WHAT THE TASK REQUIRES
Exclude all pictures, then copy each of the records exactly as written.

** Begin INFORMATION SUPPLIED **

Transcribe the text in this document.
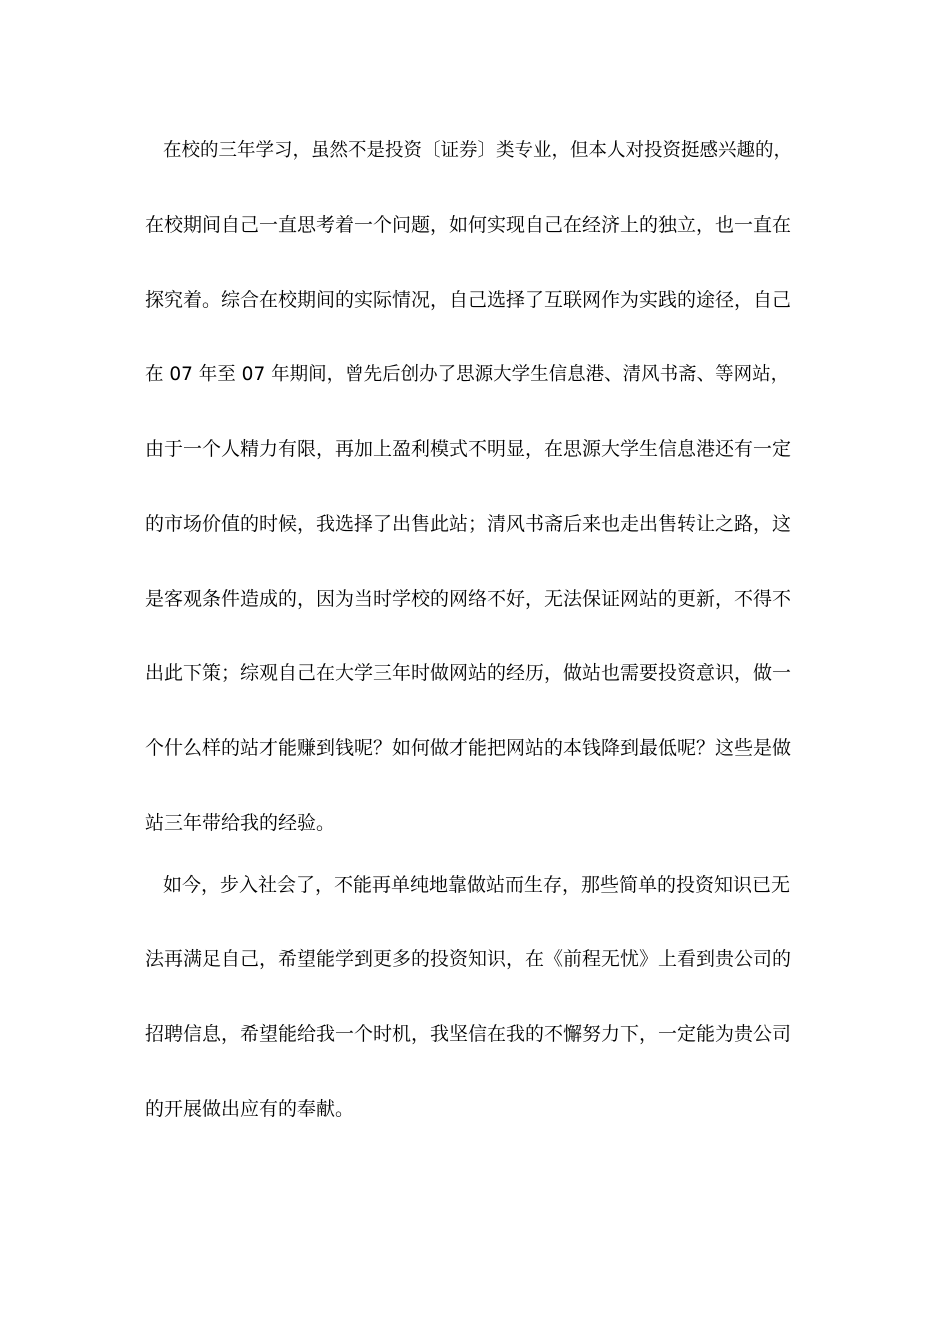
在校的三年学习，虽然不是投资〔证券〕类专业，但本人对投资挺感兴趣的，
在校期间自己一直思考着一个问题，如何实现自己在经济上的独立，也一直在
探究着。综合在校期间的实际情况，自己选择了互联网作为实践的途径，自己
在 07 年至 07 年期间，曾先后创办了思源大学生信息港、清风书斋、等网站，
由于一个人精力有限，再加上盈利模式不明显，在思源大学生信息港还有一定
的市场价值的时候，我选择了出售此站；清风书斋后来也走出售转让之路，这
是客观条件造成的，因为当时学校的网络不好，无法保证网站的更新，不得不
出此下策；综观自己在大学三年时做网站的经历，做站也需要投资意识，做一
个什么样的站才能赚到钱呢？如何做才能把网站的本钱降到最低呢？这些是做
站三年带给我的经验。
如今，步入社会了，不能再单纯地靠做站而生存，那些简单的投资知识已无
法再满足自己，希望能学到更多的投资知识，在《前程无忧》上看到贵公司的
招聘信息，希望能给我一个时机，我坚信在我的不懈努力下，一定能为贵公司
的开展做出应有的奉献。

** End INFORMATION SUPPLIED **

EXERCISE ANSWER
Transcribe the text in this document.
在校的三年学习，虽然不是投资〔证券〕类专业，但本人对投资挺感兴趣的，
在校期间自己一直思考着一个问题，如何实现自己在经济上的独立，也一直在
探究着。综合在校期间的实际情况，自己选择了互联网作为实践的途径，自己
在 07 年至 07 年期间，曾先后创办了思源大学生信息港、清风书斋、等网站，
由于一个人精力有限，再加上盈利模式不明显，在思源大学生信息港还有一定
的市场价值的时候，我选择了出售此站；清风书斋后来也走出售转让之路，这
是客观条件造成的，因为当时学校的网络不好，无法保证网站的更新，不得不
出此下策；综观自己在大学三年时做网站的经历，做站也需要投资意识，做一
个什么样的站才能赚到钱呢？如何做才能把网站的本钱降到最低呢？这些是做
站三年带给我的经验。
如今，步入社会了，不能再单纯地靠做站而生存，那些简单的投资知识已无
法再满足自己，希望能学到更多的投资知识，在《前程无忧》上看到贵公司的
招聘信息，希望能给我一个时机，我坚信在我的不懈努力下，一定能为贵公司
的开展做出应有的奉献。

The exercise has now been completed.